---------- Supplied data
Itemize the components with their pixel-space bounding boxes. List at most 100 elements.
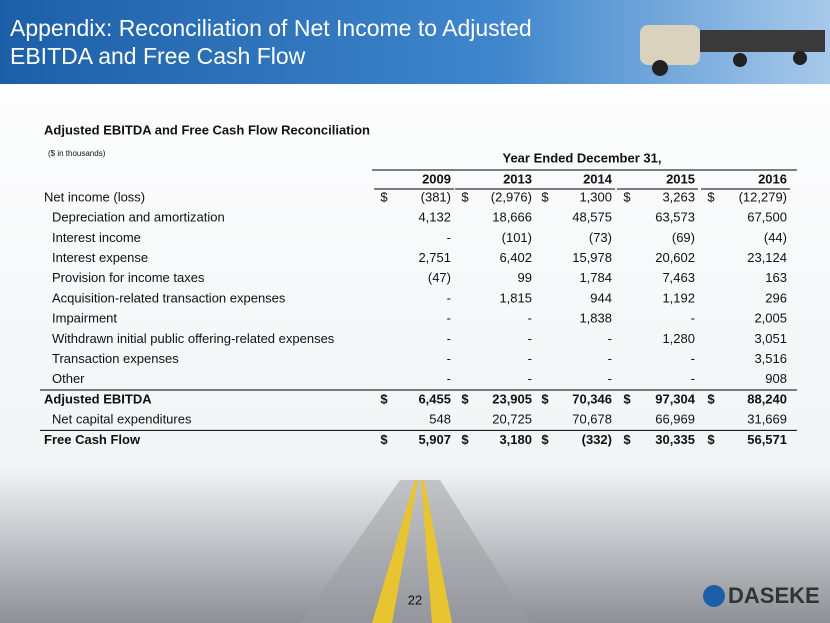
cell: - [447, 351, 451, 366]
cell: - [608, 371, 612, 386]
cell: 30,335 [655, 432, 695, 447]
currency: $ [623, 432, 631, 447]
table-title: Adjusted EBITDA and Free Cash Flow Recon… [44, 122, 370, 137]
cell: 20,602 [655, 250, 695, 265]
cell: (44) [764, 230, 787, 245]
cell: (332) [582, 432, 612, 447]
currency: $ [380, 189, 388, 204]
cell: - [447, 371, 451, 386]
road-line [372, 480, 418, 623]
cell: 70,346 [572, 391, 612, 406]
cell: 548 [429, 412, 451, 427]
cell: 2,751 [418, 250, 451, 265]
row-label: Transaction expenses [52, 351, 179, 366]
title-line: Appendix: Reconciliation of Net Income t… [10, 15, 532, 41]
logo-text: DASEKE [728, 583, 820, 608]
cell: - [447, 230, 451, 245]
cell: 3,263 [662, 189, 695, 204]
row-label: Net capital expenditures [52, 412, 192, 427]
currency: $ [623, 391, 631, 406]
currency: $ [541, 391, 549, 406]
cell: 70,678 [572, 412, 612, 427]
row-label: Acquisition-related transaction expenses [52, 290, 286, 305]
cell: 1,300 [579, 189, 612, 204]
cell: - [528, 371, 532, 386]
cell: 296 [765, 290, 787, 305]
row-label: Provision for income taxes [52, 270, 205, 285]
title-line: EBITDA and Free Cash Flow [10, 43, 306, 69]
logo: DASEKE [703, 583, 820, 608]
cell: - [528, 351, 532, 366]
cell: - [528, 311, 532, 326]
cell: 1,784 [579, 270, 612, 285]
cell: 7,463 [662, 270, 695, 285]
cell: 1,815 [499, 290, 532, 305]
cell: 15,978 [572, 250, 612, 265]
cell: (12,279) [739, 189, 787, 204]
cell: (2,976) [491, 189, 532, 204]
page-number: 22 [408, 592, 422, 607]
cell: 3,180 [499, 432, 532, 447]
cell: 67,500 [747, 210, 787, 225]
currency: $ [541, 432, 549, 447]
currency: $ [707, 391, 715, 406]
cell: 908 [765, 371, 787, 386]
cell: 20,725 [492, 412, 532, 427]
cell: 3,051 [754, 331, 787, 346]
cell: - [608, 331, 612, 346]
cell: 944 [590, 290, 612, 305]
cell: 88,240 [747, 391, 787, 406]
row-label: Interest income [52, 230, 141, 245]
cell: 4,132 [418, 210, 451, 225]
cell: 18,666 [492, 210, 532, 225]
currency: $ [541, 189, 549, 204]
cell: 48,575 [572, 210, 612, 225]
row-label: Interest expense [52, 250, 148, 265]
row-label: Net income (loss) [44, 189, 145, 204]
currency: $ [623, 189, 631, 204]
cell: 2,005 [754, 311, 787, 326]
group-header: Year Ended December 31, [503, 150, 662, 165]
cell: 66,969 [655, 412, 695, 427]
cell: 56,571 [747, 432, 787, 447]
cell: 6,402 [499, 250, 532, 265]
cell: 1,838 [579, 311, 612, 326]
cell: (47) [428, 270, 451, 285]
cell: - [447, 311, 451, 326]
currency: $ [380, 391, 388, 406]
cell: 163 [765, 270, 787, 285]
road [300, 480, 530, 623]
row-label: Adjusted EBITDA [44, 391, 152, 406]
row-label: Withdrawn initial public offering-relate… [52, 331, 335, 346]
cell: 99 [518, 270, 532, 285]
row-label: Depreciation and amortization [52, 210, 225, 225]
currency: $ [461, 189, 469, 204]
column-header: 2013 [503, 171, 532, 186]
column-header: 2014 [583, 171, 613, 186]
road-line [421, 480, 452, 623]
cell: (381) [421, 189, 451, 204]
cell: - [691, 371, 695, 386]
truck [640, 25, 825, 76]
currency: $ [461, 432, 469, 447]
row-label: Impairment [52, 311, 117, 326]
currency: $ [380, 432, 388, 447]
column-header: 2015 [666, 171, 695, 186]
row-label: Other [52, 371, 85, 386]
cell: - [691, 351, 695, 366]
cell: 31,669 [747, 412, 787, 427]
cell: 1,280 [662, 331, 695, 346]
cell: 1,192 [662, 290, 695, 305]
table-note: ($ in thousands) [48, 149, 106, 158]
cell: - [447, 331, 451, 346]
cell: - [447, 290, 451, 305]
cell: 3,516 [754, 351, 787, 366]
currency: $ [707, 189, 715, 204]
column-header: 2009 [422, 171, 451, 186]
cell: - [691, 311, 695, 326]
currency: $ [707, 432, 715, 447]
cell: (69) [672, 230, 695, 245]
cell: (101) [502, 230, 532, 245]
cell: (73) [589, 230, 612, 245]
--------------------
### Short problem
Could you revise the records above so that each "currency" reads "currency-sign", keeping every other part the same and omitting the pictures?

### Completed exercise
Itemize the components with their pixel-space bounding boxes. List at most 100 elements.
cell: - [447, 351, 451, 366]
cell: - [608, 371, 612, 386]
cell: 30,335 [655, 432, 695, 447]
currency-sign: $ [623, 432, 631, 447]
table-title: Adjusted EBITDA and Free Cash Flow Recon… [44, 122, 370, 137]
cell: 20,602 [655, 250, 695, 265]
cell: (44) [764, 230, 787, 245]
cell: (332) [582, 432, 612, 447]
currency-sign: $ [380, 189, 388, 204]
cell: - [447, 371, 451, 386]
road-line [372, 480, 418, 623]
cell: 70,346 [572, 391, 612, 406]
cell: 548 [429, 412, 451, 427]
cell: 2,751 [418, 250, 451, 265]
row-label: Transaction expenses [52, 351, 179, 366]
title-line: Appendix: Reconciliation of Net Income t… [10, 15, 532, 41]
logo-text: DASEKE [728, 583, 820, 608]
cell: - [447, 230, 451, 245]
cell: 3,263 [662, 189, 695, 204]
row-label: Net capital expenditures [52, 412, 192, 427]
currency-sign: $ [623, 391, 631, 406]
currency-sign: $ [541, 391, 549, 406]
cell: 70,678 [572, 412, 612, 427]
row-label: Acquisition-related transaction expenses [52, 290, 286, 305]
cell: 1,300 [579, 189, 612, 204]
cell: - [528, 371, 532, 386]
cell: 296 [765, 290, 787, 305]
row-label: Provision for income taxes [52, 270, 205, 285]
title-line: EBITDA and Free Cash Flow [10, 43, 306, 69]
logo: DASEKE [703, 583, 820, 608]
cell: - [528, 351, 532, 366]
cell: - [528, 311, 532, 326]
cell: 1,784 [579, 270, 612, 285]
cell: 7,463 [662, 270, 695, 285]
cell: 1,815 [499, 290, 532, 305]
cell: 15,978 [572, 250, 612, 265]
cell: (12,279) [739, 189, 787, 204]
cell: (2,976) [491, 189, 532, 204]
page-number: 22 [408, 592, 422, 607]
cell: 3,180 [499, 432, 532, 447]
cell: 67,500 [747, 210, 787, 225]
currency-sign: $ [541, 432, 549, 447]
currency-sign: $ [707, 391, 715, 406]
cell: 908 [765, 371, 787, 386]
cell: 20,725 [492, 412, 532, 427]
cell: 3,051 [754, 331, 787, 346]
cell: - [608, 331, 612, 346]
cell: 944 [590, 290, 612, 305]
cell: 88,240 [747, 391, 787, 406]
row-label: Interest income [52, 230, 141, 245]
cell: 4,132 [418, 210, 451, 225]
cell: 18,666 [492, 210, 532, 225]
currency-sign: $ [541, 189, 549, 204]
cell: 48,575 [572, 210, 612, 225]
row-label: Interest expense [52, 250, 148, 265]
row-label: Net income (loss) [44, 189, 145, 204]
currency-sign: $ [623, 189, 631, 204]
cell: 2,005 [754, 311, 787, 326]
group-header: Year Ended December 31, [503, 150, 662, 165]
cell: 66,969 [655, 412, 695, 427]
cell: 56,571 [747, 432, 787, 447]
cell: 6,402 [499, 250, 532, 265]
cell: 1,838 [579, 311, 612, 326]
cell: (47) [428, 270, 451, 285]
cell: - [447, 311, 451, 326]
currency-sign: $ [380, 391, 388, 406]
cell: 163 [765, 270, 787, 285]
road [300, 480, 530, 623]
row-label: Adjusted EBITDA [44, 391, 152, 406]
row-label: Withdrawn initial public offering-relate… [52, 331, 335, 346]
cell: 99 [518, 270, 532, 285]
row-label: Depreciation and amortization [52, 210, 225, 225]
currency-sign: $ [461, 189, 469, 204]
column-header: 2013 [503, 171, 532, 186]
column-header: 2014 [583, 171, 613, 186]
road-line [421, 480, 452, 623]
cell: (381) [421, 189, 451, 204]
cell: - [691, 371, 695, 386]
truck [640, 25, 825, 76]
currency-sign: $ [461, 432, 469, 447]
row-label: Impairment [52, 311, 117, 326]
currency-sign: $ [380, 432, 388, 447]
column-header: 2015 [666, 171, 695, 186]
row-label: Other [52, 371, 85, 386]
cell: - [691, 351, 695, 366]
cell: 31,669 [747, 412, 787, 427]
cell: 1,280 [662, 331, 695, 346]
cell: 1,192 [662, 290, 695, 305]
table-note: ($ in thousands) [48, 149, 106, 158]
cell: - [447, 331, 451, 346]
cell: - [447, 290, 451, 305]
cell: 3,516 [754, 351, 787, 366]
currency-sign: $ [707, 189, 715, 204]
column-header: 2009 [422, 171, 451, 186]
cell: - [691, 311, 695, 326]
currency-sign: $ [707, 432, 715, 447]
cell: (69) [672, 230, 695, 245]
cell: (101) [502, 230, 532, 245]
cell: (73) [589, 230, 612, 245]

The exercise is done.